## SUPPLIED DATA

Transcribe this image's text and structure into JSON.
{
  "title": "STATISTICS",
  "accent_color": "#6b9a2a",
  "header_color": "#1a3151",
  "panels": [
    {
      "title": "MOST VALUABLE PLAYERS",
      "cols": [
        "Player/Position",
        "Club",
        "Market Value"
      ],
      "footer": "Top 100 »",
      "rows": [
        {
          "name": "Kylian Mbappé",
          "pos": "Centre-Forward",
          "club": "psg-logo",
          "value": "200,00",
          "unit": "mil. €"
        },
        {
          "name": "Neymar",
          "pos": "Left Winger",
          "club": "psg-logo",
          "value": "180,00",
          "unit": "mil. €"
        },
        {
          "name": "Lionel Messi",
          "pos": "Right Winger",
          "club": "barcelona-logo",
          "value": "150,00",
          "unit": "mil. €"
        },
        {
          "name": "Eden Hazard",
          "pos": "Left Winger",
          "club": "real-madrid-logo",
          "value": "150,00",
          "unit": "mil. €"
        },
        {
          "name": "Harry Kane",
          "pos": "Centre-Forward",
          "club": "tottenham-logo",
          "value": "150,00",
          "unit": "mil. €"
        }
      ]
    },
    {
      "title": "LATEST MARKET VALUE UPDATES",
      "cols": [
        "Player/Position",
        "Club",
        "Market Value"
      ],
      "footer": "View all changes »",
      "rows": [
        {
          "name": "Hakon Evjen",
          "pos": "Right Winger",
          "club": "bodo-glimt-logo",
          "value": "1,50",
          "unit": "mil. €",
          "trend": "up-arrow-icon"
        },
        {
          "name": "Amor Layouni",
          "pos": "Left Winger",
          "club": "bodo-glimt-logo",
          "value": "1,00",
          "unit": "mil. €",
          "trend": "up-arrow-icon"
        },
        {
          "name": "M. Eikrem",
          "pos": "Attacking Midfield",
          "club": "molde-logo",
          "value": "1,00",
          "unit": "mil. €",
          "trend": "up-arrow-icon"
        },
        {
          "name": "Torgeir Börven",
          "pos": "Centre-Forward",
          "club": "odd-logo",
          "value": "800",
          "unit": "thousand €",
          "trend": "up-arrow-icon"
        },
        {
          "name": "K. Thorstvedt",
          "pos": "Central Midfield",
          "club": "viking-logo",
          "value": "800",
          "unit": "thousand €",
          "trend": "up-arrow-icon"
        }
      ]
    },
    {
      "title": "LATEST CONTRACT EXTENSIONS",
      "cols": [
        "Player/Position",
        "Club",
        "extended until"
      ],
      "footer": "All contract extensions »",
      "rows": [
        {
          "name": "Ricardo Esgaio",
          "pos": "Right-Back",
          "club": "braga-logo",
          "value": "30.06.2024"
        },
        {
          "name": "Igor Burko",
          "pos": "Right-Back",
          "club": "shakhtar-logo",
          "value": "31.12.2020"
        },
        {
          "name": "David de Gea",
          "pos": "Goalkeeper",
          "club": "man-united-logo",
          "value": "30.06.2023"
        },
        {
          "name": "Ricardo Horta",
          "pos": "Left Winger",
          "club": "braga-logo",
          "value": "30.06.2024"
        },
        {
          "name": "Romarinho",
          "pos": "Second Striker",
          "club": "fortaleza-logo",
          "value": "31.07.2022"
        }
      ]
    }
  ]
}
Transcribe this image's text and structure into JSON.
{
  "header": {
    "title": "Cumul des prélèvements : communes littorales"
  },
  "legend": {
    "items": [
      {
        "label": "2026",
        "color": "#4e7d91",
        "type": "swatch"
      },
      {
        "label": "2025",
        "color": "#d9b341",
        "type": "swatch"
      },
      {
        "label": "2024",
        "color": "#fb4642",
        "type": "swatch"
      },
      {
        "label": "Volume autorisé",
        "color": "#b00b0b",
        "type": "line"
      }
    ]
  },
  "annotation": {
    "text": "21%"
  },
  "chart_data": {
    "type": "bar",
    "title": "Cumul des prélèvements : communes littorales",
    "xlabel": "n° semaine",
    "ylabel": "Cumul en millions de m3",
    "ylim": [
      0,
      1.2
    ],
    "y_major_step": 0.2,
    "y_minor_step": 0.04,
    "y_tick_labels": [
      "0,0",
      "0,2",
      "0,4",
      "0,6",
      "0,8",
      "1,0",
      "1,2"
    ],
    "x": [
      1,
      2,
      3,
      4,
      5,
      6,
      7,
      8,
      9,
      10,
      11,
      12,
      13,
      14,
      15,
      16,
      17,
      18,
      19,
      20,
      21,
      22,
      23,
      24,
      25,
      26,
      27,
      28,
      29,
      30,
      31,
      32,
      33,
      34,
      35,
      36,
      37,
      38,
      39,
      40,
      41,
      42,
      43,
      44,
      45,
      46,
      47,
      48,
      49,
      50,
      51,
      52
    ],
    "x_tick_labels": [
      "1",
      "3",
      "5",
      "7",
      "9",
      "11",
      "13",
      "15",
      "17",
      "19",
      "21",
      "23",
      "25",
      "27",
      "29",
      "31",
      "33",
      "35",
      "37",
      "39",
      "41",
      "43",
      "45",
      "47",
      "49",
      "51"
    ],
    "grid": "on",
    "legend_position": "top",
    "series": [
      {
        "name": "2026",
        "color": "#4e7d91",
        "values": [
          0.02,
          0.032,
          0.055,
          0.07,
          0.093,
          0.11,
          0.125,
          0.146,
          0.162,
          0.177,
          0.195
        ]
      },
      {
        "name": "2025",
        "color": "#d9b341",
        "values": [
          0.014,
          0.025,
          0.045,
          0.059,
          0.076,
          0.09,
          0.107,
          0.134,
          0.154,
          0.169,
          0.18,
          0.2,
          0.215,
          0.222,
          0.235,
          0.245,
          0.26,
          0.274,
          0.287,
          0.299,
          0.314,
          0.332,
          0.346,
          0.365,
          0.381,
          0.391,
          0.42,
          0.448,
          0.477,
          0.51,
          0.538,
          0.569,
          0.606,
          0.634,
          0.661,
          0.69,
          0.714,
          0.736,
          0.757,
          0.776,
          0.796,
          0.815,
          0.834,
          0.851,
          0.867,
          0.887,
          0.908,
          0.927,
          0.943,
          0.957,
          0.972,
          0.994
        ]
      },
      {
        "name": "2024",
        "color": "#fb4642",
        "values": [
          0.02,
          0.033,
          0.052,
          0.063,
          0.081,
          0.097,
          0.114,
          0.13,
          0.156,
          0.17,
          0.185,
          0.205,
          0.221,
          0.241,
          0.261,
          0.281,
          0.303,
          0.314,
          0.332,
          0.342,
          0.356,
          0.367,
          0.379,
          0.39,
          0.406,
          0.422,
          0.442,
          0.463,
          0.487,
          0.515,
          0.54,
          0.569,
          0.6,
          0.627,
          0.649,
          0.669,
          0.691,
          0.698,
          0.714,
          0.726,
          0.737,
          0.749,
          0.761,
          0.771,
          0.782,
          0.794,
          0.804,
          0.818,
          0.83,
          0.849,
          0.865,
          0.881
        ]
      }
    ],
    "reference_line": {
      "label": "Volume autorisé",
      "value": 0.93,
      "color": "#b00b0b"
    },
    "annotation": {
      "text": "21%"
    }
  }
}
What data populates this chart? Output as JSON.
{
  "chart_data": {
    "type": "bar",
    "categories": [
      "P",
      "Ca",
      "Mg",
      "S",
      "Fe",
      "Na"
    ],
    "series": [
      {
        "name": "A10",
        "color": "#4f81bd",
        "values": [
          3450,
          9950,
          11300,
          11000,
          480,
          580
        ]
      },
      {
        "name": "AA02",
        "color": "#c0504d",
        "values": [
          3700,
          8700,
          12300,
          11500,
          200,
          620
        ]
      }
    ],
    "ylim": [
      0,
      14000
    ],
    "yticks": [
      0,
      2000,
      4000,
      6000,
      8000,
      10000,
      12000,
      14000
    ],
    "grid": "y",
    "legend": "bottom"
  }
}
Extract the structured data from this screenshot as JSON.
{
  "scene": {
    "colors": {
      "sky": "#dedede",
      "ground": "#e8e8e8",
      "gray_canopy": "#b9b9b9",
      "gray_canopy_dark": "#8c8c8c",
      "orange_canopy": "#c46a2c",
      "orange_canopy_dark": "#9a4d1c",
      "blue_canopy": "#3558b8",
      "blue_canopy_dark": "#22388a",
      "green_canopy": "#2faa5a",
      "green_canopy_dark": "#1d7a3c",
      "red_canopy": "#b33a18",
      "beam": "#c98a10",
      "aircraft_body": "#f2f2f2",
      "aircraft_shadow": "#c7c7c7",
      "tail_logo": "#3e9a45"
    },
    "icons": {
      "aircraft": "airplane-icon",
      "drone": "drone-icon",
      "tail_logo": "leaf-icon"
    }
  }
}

## PROBLEM STATEMENT
List the lines of the records where "Cumul" occurs.

## SOLUTION TO THIS TASK
    "title": "Cumul des prélèvements : communes littorales"
    "title": "Cumul des prélèvements : communes littorales",
    "ylabel": "Cumul en millions de m3",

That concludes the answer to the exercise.